* **What is being asked**
Your task is to quote the material that follows, in full and exactly.

begin

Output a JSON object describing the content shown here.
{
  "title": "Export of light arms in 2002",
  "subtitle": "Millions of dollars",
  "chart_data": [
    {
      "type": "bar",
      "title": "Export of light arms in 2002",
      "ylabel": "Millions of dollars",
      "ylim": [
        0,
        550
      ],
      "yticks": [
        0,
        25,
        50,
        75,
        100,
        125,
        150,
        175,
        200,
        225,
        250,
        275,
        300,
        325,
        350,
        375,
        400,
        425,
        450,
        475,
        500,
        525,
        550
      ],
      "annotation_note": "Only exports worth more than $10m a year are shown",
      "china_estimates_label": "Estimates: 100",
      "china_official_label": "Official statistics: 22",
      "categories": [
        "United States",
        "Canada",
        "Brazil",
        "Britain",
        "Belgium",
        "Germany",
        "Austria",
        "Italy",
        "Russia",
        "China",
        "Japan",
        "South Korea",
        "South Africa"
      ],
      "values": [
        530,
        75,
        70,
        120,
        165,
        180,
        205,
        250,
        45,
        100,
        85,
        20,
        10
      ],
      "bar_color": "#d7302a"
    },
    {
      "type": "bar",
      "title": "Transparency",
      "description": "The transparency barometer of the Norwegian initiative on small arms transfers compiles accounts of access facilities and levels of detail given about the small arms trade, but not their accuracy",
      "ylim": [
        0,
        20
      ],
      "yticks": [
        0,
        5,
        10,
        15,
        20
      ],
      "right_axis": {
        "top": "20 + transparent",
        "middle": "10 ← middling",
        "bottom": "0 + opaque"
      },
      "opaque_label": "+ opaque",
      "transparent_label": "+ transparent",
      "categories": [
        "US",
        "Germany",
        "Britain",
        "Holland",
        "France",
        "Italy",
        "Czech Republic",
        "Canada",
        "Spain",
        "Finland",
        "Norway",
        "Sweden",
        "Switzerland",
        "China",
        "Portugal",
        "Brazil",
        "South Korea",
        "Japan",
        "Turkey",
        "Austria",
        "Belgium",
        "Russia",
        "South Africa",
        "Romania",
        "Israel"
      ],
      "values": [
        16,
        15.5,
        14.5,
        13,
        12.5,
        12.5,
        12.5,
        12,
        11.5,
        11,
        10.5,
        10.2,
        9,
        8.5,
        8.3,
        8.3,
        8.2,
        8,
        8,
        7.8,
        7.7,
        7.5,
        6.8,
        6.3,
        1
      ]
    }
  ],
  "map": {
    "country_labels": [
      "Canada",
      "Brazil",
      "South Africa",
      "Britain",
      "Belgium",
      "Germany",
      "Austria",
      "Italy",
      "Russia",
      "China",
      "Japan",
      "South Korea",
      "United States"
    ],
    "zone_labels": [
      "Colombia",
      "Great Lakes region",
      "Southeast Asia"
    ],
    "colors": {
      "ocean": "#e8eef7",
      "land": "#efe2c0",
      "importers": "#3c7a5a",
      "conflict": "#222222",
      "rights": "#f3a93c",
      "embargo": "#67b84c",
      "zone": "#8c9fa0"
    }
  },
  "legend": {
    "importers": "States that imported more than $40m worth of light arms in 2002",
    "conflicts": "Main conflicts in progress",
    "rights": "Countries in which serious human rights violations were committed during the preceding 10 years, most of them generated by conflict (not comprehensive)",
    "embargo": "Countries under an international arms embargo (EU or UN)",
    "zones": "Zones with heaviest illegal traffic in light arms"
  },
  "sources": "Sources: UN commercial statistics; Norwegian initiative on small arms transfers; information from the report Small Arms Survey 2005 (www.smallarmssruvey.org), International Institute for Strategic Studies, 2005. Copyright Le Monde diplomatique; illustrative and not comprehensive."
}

end

* **Exercise result**
Output a JSON object describing the content shown here.
{
  "title": "Export of light arms in 2002",
  "subtitle": "Millions of dollars",
  "chart_data": [
    {
      "type": "bar",
      "title": "Export of light arms in 2002",
      "ylabel": "Millions of dollars",
      "ylim": [
        0,
        550
      ],
      "yticks": [
        0,
        25,
        50,
        75,
        100,
        125,
        150,
        175,
        200,
        225,
        250,
        275,
        300,
        325,
        350,
        375,
        400,
        425,
        450,
        475,
        500,
        525,
        550
      ],
      "annotation_note": "Only exports worth more than $10m a year are shown",
      "china_estimates_label": "Estimates: 100",
      "china_official_label": "Official statistics: 22",
      "categories": [
        "United States",
        "Canada",
        "Brazil",
        "Britain",
        "Belgium",
        "Germany",
        "Austria",
        "Italy",
        "Russia",
        "China",
        "Japan",
        "South Korea",
        "South Africa"
      ],
      "values": [
        530,
        75,
        70,
        120,
        165,
        180,
        205,
        250,
        45,
        100,
        85,
        20,
        10
      ],
      "bar_color": "#d7302a"
    },
    {
      "type": "bar",
      "title": "Transparency",
      "description": "The transparency barometer of the Norwegian initiative on small arms transfers compiles accounts of access facilities and levels of detail given about the small arms trade, but not their accuracy",
      "ylim": [
        0,
        20
      ],
      "yticks": [
        0,
        5,
        10,
        15,
        20
      ],
      "right_axis": {
        "top": "20 + transparent",
        "middle": "10 ← middling",
        "bottom": "0 + opaque"
      },
      "opaque_label": "+ opaque",
      "transparent_label": "+ transparent",
      "categories": [
        "US",
        "Germany",
        "Britain",
        "Holland",
        "France",
        "Italy",
        "Czech Republic",
        "Canada",
        "Spain",
        "Finland",
        "Norway",
        "Sweden",
        "Switzerland",
        "China",
        "Portugal",
        "Brazil",
        "South Korea",
        "Japan",
        "Turkey",
        "Austria",
        "Belgium",
        "Russia",
        "South Africa",
        "Romania",
        "Israel"
      ],
      "values": [
        16,
        15.5,
        14.5,
        13,
        12.5,
        12.5,
        12.5,
        12,
        11.5,
        11,
        10.5,
        10.2,
        9,
        8.5,
        8.3,
        8.3,
        8.2,
        8,
        8,
        7.8,
        7.7,
        7.5,
        6.8,
        6.3,
        1
      ]
    }
  ],
  "map": {
    "country_labels": [
      "Canada",
      "Brazil",
      "South Africa",
      "Britain",
      "Belgium",
      "Germany",
      "Austria",
      "Italy",
      "Russia",
      "China",
      "Japan",
      "South Korea",
      "United States"
    ],
    "zone_labels": [
      "Colombia",
      "Great Lakes region",
      "Southeast Asia"
    ],
    "colors": {
      "ocean": "#e8eef7",
      "land": "#efe2c0",
      "importers": "#3c7a5a",
      "conflict": "#222222",
      "rights": "#f3a93c",
      "embargo": "#67b84c",
      "zone": "#8c9fa0"
    }
  },
  "legend": {
    "importers": "States that imported more than $40m worth of light arms in 2002",
    "conflicts": "Main conflicts in progress",
    "rights": "Countries in which serious human rights violations were committed during the preceding 10 years, most of them generated by conflict (not comprehensive)",
    "embargo": "Countries under an international arms embargo (EU or UN)",
    "zones": "Zones with heaviest illegal traffic in light arms"
  },
  "sources": "Sources: UN commercial statistics; Norwegian initiative on small arms transfers; information from the report Small Arms Survey 2005 (www.smallarmssruvey.org), International Institute for Strategic Studies, 2005. Copyright Le Monde diplomatique; illustrative and not comprehensive."
}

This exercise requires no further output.